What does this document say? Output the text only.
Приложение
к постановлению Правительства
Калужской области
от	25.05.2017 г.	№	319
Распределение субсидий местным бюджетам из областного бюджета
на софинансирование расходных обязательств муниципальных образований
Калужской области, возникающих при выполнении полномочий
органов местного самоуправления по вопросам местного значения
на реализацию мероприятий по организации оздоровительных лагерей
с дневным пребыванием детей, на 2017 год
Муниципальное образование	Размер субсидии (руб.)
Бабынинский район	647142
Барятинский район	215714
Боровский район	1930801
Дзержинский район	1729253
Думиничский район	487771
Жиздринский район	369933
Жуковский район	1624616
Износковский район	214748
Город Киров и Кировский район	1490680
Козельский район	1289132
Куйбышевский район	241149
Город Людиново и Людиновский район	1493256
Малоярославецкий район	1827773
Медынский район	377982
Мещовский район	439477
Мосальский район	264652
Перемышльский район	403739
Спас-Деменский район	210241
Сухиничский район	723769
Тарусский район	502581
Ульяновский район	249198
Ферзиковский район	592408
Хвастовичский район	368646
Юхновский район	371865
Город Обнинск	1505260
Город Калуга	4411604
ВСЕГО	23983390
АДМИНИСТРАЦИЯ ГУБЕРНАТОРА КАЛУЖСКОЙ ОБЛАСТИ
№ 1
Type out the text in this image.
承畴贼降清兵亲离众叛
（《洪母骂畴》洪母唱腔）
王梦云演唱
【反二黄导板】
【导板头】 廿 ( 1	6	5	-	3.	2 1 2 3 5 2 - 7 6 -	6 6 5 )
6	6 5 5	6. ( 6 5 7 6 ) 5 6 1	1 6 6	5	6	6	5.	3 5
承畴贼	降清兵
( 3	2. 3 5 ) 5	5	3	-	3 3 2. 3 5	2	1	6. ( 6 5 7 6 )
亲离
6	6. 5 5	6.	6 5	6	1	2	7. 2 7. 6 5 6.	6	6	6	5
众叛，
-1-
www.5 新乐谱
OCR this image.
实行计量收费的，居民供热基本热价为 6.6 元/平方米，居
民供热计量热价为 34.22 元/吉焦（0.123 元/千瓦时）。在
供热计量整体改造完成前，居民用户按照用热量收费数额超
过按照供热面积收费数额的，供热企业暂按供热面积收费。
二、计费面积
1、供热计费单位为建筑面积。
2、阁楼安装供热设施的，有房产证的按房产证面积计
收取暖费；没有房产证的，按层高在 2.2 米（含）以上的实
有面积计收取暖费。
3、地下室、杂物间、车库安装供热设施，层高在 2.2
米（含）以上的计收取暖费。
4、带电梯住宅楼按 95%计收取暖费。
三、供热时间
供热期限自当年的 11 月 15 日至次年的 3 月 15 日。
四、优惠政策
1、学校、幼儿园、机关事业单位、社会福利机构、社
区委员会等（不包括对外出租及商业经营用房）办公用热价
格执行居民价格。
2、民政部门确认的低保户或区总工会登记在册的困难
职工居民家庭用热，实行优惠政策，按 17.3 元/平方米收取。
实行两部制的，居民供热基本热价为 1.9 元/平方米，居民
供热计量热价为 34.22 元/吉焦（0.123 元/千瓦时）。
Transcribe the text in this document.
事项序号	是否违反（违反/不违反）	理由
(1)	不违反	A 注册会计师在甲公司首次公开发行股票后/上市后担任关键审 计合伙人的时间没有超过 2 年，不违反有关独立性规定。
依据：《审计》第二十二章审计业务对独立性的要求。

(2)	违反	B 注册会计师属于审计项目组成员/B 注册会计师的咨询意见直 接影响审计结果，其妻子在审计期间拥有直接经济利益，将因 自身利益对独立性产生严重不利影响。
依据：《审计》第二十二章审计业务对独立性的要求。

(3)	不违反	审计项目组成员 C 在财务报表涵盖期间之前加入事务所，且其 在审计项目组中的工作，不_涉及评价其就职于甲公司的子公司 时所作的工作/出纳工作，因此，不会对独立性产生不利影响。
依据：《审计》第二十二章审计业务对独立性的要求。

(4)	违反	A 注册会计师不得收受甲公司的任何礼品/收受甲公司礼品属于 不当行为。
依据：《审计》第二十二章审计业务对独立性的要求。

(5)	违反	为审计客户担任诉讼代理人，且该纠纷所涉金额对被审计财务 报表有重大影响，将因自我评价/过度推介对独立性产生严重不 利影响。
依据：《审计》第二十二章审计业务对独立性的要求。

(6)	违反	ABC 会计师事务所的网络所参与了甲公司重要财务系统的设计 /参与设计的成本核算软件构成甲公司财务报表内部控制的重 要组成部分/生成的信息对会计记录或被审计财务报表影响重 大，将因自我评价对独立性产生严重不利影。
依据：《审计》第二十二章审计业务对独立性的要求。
* * * * *
▸ **Work to do**: Copy out all lines above that include the string "document".

▸ **Finished task**:
What does this document say? Output the text only.
Transcribe the text in this document.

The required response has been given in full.